**Exercise aim:** All entries are to be given again verbatim.
___ Provided entries ___
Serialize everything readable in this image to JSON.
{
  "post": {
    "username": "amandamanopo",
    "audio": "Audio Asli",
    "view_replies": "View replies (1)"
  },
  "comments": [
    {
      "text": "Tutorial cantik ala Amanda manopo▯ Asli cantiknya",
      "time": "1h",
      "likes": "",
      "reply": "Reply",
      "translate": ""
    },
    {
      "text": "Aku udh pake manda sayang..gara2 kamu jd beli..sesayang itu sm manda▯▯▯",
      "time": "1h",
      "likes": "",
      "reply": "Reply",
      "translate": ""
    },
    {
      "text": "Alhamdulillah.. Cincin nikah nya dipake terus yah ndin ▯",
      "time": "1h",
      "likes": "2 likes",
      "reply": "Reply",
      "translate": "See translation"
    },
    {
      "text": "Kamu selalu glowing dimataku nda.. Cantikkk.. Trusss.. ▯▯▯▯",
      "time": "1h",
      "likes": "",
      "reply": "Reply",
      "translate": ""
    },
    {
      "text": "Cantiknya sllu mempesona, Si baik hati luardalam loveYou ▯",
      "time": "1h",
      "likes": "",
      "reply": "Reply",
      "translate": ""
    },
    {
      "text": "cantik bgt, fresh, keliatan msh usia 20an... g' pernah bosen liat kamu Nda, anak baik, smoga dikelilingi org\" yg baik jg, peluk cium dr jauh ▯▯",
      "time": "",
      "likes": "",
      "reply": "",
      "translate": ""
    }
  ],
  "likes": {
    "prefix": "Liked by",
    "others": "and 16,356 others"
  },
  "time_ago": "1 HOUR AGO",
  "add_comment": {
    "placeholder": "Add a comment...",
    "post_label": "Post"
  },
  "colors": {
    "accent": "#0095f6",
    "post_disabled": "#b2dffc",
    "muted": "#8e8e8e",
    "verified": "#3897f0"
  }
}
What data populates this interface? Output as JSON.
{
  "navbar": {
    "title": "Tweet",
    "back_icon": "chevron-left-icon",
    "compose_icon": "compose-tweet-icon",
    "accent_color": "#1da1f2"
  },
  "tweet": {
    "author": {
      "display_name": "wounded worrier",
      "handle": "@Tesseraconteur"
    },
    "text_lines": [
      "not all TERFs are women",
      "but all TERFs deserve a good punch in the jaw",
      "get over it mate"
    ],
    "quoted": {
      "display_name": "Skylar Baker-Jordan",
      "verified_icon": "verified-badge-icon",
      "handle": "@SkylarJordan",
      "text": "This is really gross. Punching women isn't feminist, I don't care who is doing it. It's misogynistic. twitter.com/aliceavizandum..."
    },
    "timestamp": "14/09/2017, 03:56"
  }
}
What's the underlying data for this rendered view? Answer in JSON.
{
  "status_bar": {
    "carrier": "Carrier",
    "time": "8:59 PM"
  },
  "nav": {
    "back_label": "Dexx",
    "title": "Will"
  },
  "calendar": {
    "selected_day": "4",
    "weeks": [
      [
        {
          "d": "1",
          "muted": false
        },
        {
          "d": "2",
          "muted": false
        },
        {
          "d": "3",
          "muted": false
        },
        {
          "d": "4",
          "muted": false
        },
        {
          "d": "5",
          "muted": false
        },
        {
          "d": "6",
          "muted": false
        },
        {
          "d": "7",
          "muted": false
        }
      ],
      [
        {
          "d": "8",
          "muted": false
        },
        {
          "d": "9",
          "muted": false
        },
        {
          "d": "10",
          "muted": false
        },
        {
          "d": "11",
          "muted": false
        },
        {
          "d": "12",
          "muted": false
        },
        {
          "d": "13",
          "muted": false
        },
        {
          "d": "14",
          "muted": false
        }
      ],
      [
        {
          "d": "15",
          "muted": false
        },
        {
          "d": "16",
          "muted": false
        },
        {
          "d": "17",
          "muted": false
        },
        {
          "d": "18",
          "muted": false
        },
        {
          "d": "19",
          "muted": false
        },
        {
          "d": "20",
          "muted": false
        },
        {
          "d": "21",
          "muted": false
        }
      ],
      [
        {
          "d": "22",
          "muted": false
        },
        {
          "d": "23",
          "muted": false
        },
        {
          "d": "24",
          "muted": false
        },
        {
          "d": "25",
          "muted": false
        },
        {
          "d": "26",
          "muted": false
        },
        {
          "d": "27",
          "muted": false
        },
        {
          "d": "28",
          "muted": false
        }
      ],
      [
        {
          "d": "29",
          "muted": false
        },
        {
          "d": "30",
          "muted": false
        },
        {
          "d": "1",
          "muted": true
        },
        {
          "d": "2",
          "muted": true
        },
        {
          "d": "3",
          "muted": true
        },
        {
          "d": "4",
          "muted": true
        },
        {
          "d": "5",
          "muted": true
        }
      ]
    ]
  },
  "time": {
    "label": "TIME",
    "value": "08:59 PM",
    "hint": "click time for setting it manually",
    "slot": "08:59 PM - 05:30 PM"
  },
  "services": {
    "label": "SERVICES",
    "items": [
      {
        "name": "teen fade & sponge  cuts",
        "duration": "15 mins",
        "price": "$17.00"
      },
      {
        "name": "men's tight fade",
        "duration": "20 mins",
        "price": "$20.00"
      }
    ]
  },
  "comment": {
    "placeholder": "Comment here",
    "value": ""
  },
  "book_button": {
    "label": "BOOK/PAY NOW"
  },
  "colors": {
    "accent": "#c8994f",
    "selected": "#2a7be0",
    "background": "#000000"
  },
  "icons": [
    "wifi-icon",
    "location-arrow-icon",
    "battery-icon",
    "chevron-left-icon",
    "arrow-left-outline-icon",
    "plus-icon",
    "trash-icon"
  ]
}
___
**Task response:**
Serialize everything readable in this image to JSON.
{
  "post": {
    "username": "amandamanopo",
    "audio": "Audio Asli",
    "view_replies": "View replies (1)"
  },
  "comments": [
    {
      "text": "Tutorial cantik ala Amanda manopo▯ Asli cantiknya",
      "time": "1h",
      "likes": "",
      "reply": "Reply",
      "translate": ""
    },
    {
      "text": "Aku udh pake manda sayang..gara2 kamu jd beli..sesayang itu sm manda▯▯▯",
      "time": "1h",
      "likes": "",
      "reply": "Reply",
      "translate": ""
    },
    {
      "text": "Alhamdulillah.. Cincin nikah nya dipake terus yah ndin ▯",
      "time": "1h",
      "likes": "2 likes",
      "reply": "Reply",
      "translate": "See translation"
    },
    {
      "text": "Kamu selalu glowing dimataku nda.. Cantikkk.. Trusss.. ▯▯▯▯",
      "time": "1h",
      "likes": "",
      "reply": "Reply",
      "translate": ""
    },
    {
      "text": "Cantiknya sllu mempesona, Si baik hati luardalam loveYou ▯",
      "time": "1h",
      "likes": "",
      "reply": "Reply",
      "translate": ""
    },
    {
      "text": "cantik bgt, fresh, keliatan msh usia 20an... g' pernah bosen liat kamu Nda, anak baik, smoga dikelilingi org\" yg baik jg, peluk cium dr jauh ▯▯",
      "time": "",
      "likes": "",
      "reply": "",
      "translate": ""
    }
  ],
  "likes": {
    "prefix": "Liked by",
    "others": "and 16,356 others"
  },
  "time_ago": "1 HOUR AGO",
  "add_comment": {
    "placeholder": "Add a comment...",
    "post_label": "Post"
  },
  "colors": {
    "accent": "#0095f6",
    "post_disabled": "#b2dffc",
    "muted": "#8e8e8e",
    "verified": "#3897f0"
  }
}
What data populates this interface? Output as JSON.
{
  "navbar": {
    "title": "Tweet",
    "back_icon": "chevron-left-icon",
    "compose_icon": "compose-tweet-icon",
    "accent_color": "#1da1f2"
  },
  "tweet": {
    "author": {
      "display_name": "wounded worrier",
      "handle": "@Tesseraconteur"
    },
    "text_lines": [
      "not all TERFs are women",
      "but all TERFs deserve a good punch in the jaw",
      "get over it mate"
    ],
    "quoted": {
      "display_name": "Skylar Baker-Jordan",
      "verified_icon": "verified-badge-icon",
      "handle": "@SkylarJordan",
      "text": "This is really gross. Punching women isn't feminist, I don't care who is doing it. It's misogynistic. twitter.com/aliceavizandum..."
    },
    "timestamp": "14/09/2017, 03:56"
  }
}
What's the underlying data for this rendered view? Answer in JSON.
{
  "status_bar": {
    "carrier": "Carrier",
    "time": "8:59 PM"
  },
  "nav": {
    "back_label": "Dexx",
    "title": "Will"
  },
  "calendar": {
    "selected_day": "4",
    "weeks": [
      [
        {
          "d": "1",
          "muted": false
        },
        {
          "d": "2",
          "muted": false
        },
        {
          "d": "3",
          "muted": false
        },
        {
          "d": "4",
          "muted": false
        },
        {
          "d": "5",
          "muted": false
        },
        {
          "d": "6",
          "muted": false
        },
        {
          "d": "7",
          "muted": false
        }
      ],
      [
        {
          "d": "8",
          "muted": false
        },
        {
          "d": "9",
          "muted": false
        },
        {
          "d": "10",
          "muted": false
        },
        {
          "d": "11",
          "muted": false
        },
        {
          "d": "12",
          "muted": false
        },
        {
          "d": "13",
          "muted": false
        },
        {
          "d": "14",
          "muted": false
        }
      ],
      [
        {
          "d": "15",
          "muted": false
        },
        {
          "d": "16",
          "muted": false
        },
        {
          "d": "17",
          "muted": false
        },
        {
          "d": "18",
          "muted": false
        },
        {
          "d": "19",
          "muted": false
        },
        {
          "d": "20",
          "muted": false
        },
        {
          "d": "21",
          "muted": false
        }
      ],
      [
        {
          "d": "22",
          "muted": false
        },
        {
          "d": "23",
          "muted": false
        },
        {
          "d": "24",
          "muted": false
        },
        {
          "d": "25",
          "muted": false
        },
        {
          "d": "26",
          "muted": false
        },
        {
          "d": "27",
          "muted": false
        },
        {
          "d": "28",
          "muted": false
        }
      ],
      [
        {
          "d": "29",
          "muted": false
        },
        {
          "d": "30",
          "muted": false
        },
        {
          "d": "1",
          "muted": true
        },
        {
          "d": "2",
          "muted": true
        },
        {
          "d": "3",
          "muted": true
        },
        {
          "d": "4",
          "muted": true
        },
        {
          "d": "5",
          "muted": true
        }
      ]
    ]
  },
  "time": {
    "label": "TIME",
    "value": "08:59 PM",
    "hint": "click time for setting it manually",
    "slot": "08:59 PM - 05:30 PM"
  },
  "services": {
    "label": "SERVICES",
    "items": [
      {
        "name": "teen fade & sponge  cuts",
        "duration": "15 mins",
        "price": "$17.00"
      },
      {
        "name": "men's tight fade",
        "duration": "20 mins",
        "price": "$20.00"
      }
    ]
  },
  "comment": {
    "placeholder": "Comment here",
    "value": ""
  },
  "book_button": {
    "label": "BOOK/PAY NOW"
  },
  "colors": {
    "accent": "#c8994f",
    "selected": "#2a7be0",
    "background": "#000000"
  },
  "icons": [
    "wifi-icon",
    "location-arrow-icon",
    "battery-icon",
    "chevron-left-icon",
    "arrow-left-outline-icon",
    "plus-icon",
    "trash-icon"
  ]
}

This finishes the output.